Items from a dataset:
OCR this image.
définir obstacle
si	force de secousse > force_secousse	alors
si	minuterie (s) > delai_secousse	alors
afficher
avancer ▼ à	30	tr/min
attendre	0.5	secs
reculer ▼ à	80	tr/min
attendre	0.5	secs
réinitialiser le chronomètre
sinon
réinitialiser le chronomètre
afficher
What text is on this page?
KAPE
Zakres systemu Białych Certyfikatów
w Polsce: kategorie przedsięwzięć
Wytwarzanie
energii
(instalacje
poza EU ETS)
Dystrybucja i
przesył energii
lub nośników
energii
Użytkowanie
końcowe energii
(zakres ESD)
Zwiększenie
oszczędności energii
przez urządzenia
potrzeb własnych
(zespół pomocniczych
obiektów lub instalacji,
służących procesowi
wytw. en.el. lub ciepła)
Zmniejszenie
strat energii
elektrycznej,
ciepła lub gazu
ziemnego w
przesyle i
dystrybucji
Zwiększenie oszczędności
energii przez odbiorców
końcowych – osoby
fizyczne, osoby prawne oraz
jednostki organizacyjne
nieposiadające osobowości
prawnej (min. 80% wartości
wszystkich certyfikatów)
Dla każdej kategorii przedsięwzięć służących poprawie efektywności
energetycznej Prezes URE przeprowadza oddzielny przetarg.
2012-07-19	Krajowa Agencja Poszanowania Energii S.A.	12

The problem:
Make an exact copy of every line in the data.

In response:
OCR this image.
définir obstacle
si	force de secousse > force_secousse	alors
si	minuterie (s) > delai_secousse	alors
afficher
avancer ▼ à	30	tr/min
attendre	0.5	secs
reculer ▼ à	80	tr/min
attendre	0.5	secs
réinitialiser le chronomètre
sinon
réinitialiser le chronomètre
afficher
What text is on this page?
KAPE
Zakres systemu Białych Certyfikatów
w Polsce: kategorie przedsięwzięć
Wytwarzanie
energii
(instalacje
poza EU ETS)
Dystrybucja i
przesył energii
lub nośników
energii
Użytkowanie
końcowe energii
(zakres ESD)
Zwiększenie
oszczędności energii
przez urządzenia
potrzeb własnych
(zespół pomocniczych
obiektów lub instalacji,
służących procesowi
wytw. en.el. lub ciepła)
Zmniejszenie
strat energii
elektrycznej,
ciepła lub gazu
ziemnego w
przesyle i
dystrybucji
Zwiększenie oszczędności
energii przez odbiorców
końcowych – osoby
fizyczne, osoby prawne oraz
jednostki organizacyjne
nieposiadające osobowości
prawnej (min. 80% wartości
wszystkich certyfikatów)
Dla każdej kategorii przedsięwzięć służących poprawie efektywności
energetycznej Prezes URE przeprowadza oddzielny przetarg.
2012-07-19	Krajowa Agencja Poszanowania Energii S.A.	12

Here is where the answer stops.